* **Work to be completed**: Reproduce each line exactly. Skip none.

• • •

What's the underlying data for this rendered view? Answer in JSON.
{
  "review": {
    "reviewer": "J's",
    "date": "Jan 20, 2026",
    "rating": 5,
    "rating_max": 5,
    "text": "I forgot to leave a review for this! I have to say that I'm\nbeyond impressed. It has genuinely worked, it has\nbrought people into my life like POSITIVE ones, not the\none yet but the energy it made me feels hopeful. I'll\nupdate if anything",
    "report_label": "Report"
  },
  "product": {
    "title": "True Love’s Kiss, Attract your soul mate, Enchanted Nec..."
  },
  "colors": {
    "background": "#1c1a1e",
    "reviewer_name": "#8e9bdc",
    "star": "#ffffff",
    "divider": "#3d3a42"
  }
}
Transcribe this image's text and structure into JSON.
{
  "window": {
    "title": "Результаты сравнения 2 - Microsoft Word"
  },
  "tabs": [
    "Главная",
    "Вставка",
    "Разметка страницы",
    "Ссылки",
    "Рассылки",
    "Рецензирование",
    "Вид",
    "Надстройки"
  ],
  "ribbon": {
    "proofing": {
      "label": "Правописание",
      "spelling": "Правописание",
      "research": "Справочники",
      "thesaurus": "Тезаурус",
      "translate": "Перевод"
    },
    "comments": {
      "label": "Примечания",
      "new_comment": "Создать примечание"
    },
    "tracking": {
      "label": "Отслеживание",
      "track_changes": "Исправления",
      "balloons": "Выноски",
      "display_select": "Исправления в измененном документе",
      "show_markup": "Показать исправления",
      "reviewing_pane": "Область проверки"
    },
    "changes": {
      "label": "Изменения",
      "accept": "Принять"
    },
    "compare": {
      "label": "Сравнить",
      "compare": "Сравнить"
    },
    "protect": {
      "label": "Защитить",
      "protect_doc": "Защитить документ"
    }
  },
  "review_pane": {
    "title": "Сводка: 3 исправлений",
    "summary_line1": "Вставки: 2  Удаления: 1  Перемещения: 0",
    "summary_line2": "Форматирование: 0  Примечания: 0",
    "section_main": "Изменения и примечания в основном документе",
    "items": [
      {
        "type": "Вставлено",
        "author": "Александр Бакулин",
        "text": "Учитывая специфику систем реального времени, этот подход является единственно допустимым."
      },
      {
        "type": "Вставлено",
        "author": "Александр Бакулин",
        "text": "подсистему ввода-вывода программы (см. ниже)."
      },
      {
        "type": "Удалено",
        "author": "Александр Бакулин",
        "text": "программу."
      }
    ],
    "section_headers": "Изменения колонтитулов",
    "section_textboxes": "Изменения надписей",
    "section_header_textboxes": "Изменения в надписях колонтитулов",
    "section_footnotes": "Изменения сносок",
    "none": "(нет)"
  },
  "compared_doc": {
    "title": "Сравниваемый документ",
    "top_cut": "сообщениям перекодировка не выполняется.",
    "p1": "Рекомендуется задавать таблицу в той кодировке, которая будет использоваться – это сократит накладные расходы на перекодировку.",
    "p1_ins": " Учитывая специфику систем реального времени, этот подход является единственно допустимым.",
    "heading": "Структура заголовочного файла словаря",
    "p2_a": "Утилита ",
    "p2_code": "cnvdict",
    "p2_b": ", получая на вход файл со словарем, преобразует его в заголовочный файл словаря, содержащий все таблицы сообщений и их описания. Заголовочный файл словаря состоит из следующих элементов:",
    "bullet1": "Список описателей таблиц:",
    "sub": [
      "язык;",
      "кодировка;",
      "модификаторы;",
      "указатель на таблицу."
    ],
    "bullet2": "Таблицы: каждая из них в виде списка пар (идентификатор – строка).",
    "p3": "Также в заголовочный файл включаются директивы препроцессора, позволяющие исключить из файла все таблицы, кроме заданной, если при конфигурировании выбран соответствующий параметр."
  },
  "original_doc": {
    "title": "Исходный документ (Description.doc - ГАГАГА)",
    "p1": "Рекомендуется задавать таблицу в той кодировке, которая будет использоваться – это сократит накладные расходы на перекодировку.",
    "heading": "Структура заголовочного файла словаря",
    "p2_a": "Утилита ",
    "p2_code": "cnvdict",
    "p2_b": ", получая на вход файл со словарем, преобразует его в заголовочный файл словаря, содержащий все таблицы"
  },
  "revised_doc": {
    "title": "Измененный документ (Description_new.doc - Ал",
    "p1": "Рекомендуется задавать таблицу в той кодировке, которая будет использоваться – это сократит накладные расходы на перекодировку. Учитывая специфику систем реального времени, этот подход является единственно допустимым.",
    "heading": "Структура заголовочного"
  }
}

• • •

* **Task result**:
What's the underlying data for this rendered view? Answer in JSON.
{
  "review": {
    "reviewer": "J's",
    "date": "Jan 20, 2026",
    "rating": 5,
    "rating_max": 5,
    "text": "I forgot to leave a review for this! I have to say that I'm\nbeyond impressed. It has genuinely worked, it has\nbrought people into my life like POSITIVE ones, not the\none yet but the energy it made me feels hopeful. I'll\nupdate if anything",
    "report_label": "Report"
  },
  "product": {
    "title": "True Love’s Kiss, Attract your soul mate, Enchanted Nec..."
  },
  "colors": {
    "background": "#1c1a1e",
    "reviewer_name": "#8e9bdc",
    "star": "#ffffff",
    "divider": "#3d3a42"
  }
}
Transcribe this image's text and structure into JSON.
{
  "window": {
    "title": "Результаты сравнения 2 - Microsoft Word"
  },
  "tabs": [
    "Главная",
    "Вставка",
    "Разметка страницы",
    "Ссылки",
    "Рассылки",
    "Рецензирование",
    "Вид",
    "Надстройки"
  ],
  "ribbon": {
    "proofing": {
      "label": "Правописание",
      "spelling": "Правописание",
      "research": "Справочники",
      "thesaurus": "Тезаурус",
      "translate": "Перевод"
    },
    "comments": {
      "label": "Примечания",
      "new_comment": "Создать примечание"
    },
    "tracking": {
      "label": "Отслеживание",
      "track_changes": "Исправления",
      "balloons": "Выноски",
      "display_select": "Исправления в измененном документе",
      "show_markup": "Показать исправления",
      "reviewing_pane": "Область проверки"
    },
    "changes": {
      "label": "Изменения",
      "accept": "Принять"
    },
    "compare": {
      "label": "Сравнить",
      "compare": "Сравнить"
    },
    "protect": {
      "label": "Защитить",
      "protect_doc": "Защитить документ"
    }
  },
  "review_pane": {
    "title": "Сводка: 3 исправлений",
    "summary_line1": "Вставки: 2  Удаления: 1  Перемещения: 0",
    "summary_line2": "Форматирование: 0  Примечания: 0",
    "section_main": "Изменения и примечания в основном документе",
    "items": [
      {
        "type": "Вставлено",
        "author": "Александр Бакулин",
        "text": "Учитывая специфику систем реального времени, этот подход является единственно допустимым."
      },
      {
        "type": "Вставлено",
        "author": "Александр Бакулин",
        "text": "подсистему ввода-вывода программы (см. ниже)."
      },
      {
        "type": "Удалено",
        "author": "Александр Бакулин",
        "text": "программу."
      }
    ],
    "section_headers": "Изменения колонтитулов",
    "section_textboxes": "Изменения надписей",
    "section_header_textboxes": "Изменения в надписях колонтитулов",
    "section_footnotes": "Изменения сносок",
    "none": "(нет)"
  },
  "compared_doc": {
    "title": "Сравниваемый документ",
    "top_cut": "сообщениям перекодировка не выполняется.",
    "p1": "Рекомендуется задавать таблицу в той кодировке, которая будет использоваться – это сократит накладные расходы на перекодировку.",
    "p1_ins": " Учитывая специфику систем реального времени, этот подход является единственно допустимым.",
    "heading": "Структура заголовочного файла словаря",
    "p2_a": "Утилита ",
    "p2_code": "cnvdict",
    "p2_b": ", получая на вход файл со словарем, преобразует его в заголовочный файл словаря, содержащий все таблицы сообщений и их описания. Заголовочный файл словаря состоит из следующих элементов:",
    "bullet1": "Список описателей таблиц:",
    "sub": [
      "язык;",
      "кодировка;",
      "модификаторы;",
      "указатель на таблицу."
    ],
    "bullet2": "Таблицы: каждая из них в виде списка пар (идентификатор – строка).",
    "p3": "Также в заголовочный файл включаются директивы препроцессора, позволяющие исключить из файла все таблицы, кроме заданной, если при конфигурировании выбран соответствующий параметр."
  },
  "original_doc": {
    "title": "Исходный документ (Description.doc - ГАГАГА)",
    "p1": "Рекомендуется задавать таблицу в той кодировке, которая будет использоваться – это сократит накладные расходы на перекодировку.",
    "heading": "Структура заголовочного файла словаря",
    "p2_a": "Утилита ",
    "p2_code": "cnvdict",
    "p2_b": ", получая на вход файл со словарем, преобразует его в заголовочный файл словаря, содержащий все таблицы"
  },
  "revised_doc": {
    "title": "Измененный документ (Description_new.doc - Ал",
    "p1": "Рекомендуется задавать таблицу в той кодировке, которая будет использоваться – это сократит накладные расходы на перекодировку. Учитывая специфику систем реального времени, этот подход является единственно допустимым.",
    "heading": "Структура заголовочного"
  }
}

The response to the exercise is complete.